--- Task to complete ---
Present each line of the entries below that holds the word "Володимирович".

--- Records for this exercise ---
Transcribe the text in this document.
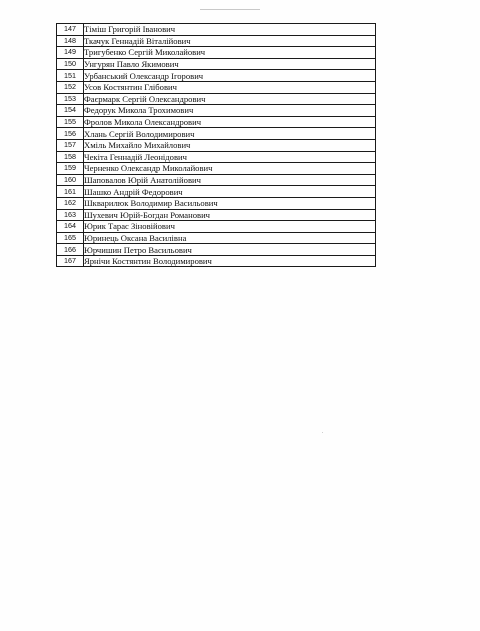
147	Тіміш Григорій Іванович
148	Ткачук Геннадій Віталійович
149	Тригубенко Сергій Миколайович
150	Унгурян Павло Якимович
151	Урбанський Олександр Ігорович
152	Усов Костянтин Глібович
153	Фаєрмарк Сергій Олександрович
154	Федорук Микола Трохимович
155	Фролов Микола Олександрович
156	Хлань Сергій Володимирович
157	Хміль Михайло Михайлович
158	Чекіта Геннадій Леонідович
159	Черненко Олександр Миколайович
160	Шаповалов Юрій Анатолійович
161	Шашко Андрій Федорович
162	Шкварилюк Володимир Васильович
163	Шухевич Юрій-Богдан Романович
164	Юрик Тарас Зіновійович
165	Юринець Оксана Василівна
166	Юрчишин Петро Васильович
167	Ярнічи Костянтин Володимирович
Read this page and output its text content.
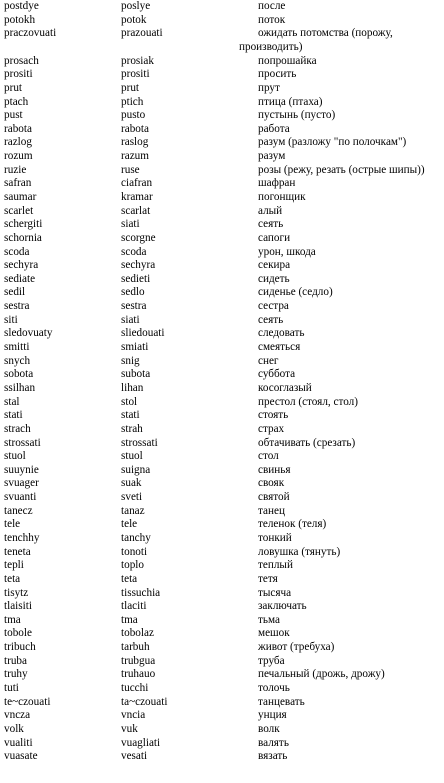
postdye	poslye	после
potokh	potok	поток
praczovuati	prazouati	ожидать потомства (порожу,
производить)
prosach	prosiak	попрошайка
prositi	prositi	просить
prut	prut	прут
ptach	ptich	птица (птаха)
pust	pusto	пустынь (пусто)
rabota	rabota	работа
razlog	raslog	разум (разложу "по полочкам")
rozum	razum	разум
ruzie	ruse	розы (режу, резать (острые шипы))
safran	ciafran	шафран
saumar	kramar	погонщик
scarlet	scarlat	алый
schergiti	siati	сеять
schornia	scorgne	сапоги
scoda	scoda	урон, шкода
sechyra	sechyra	секира
sediate	sedieti	сидеть
sedil	sedlo	сиденье (седло)
sestra	sestra	сестра
siti	siati	сеять
sledovuaty	sliedouati	следовать
smitti	smiati	смеяться
snych	snig	снег
sobota	subota	суббота
ssilhan	lihan	косоглазый
stal	stol	престол (стоял, стол)
stati	stati	стоять
strach	strah	страх
strossati	strossati	обтачивать (срезать)
stuol	stuol	стол
suuynie	suigna	свинья
svuager	suak	свояк
svuanti	sveti	святой
tanecz	tanaz	танец
tele	tele	теленок (теля)
tenchhy	tanchy	тонкий
teneta	tonoti	ловушка (тянуть)
tepli	toplo	теплый
teta	teta	тетя
tisytz	tissuchia	тысяча
tlaisiti	tlaciti	заключать
tma	tma	тьма
tobole	tobolaz	мешок
tribuch	tarbuh	живот (требуха)
truba	trubgua	труба
truhy	truhauo	печальный (дрожь, дрожу)
tuti	tucchi	толочь
te~czouati	ta~czouati	танцевать
vncza	vncia	унция
volk	vuk	волк
vualiti	vuagliati	валять
vuasate	vesati	вязать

--- Written solution ---
156	Хлань Сергій Володимирович
167	Ярнічи Костянтин Володимирович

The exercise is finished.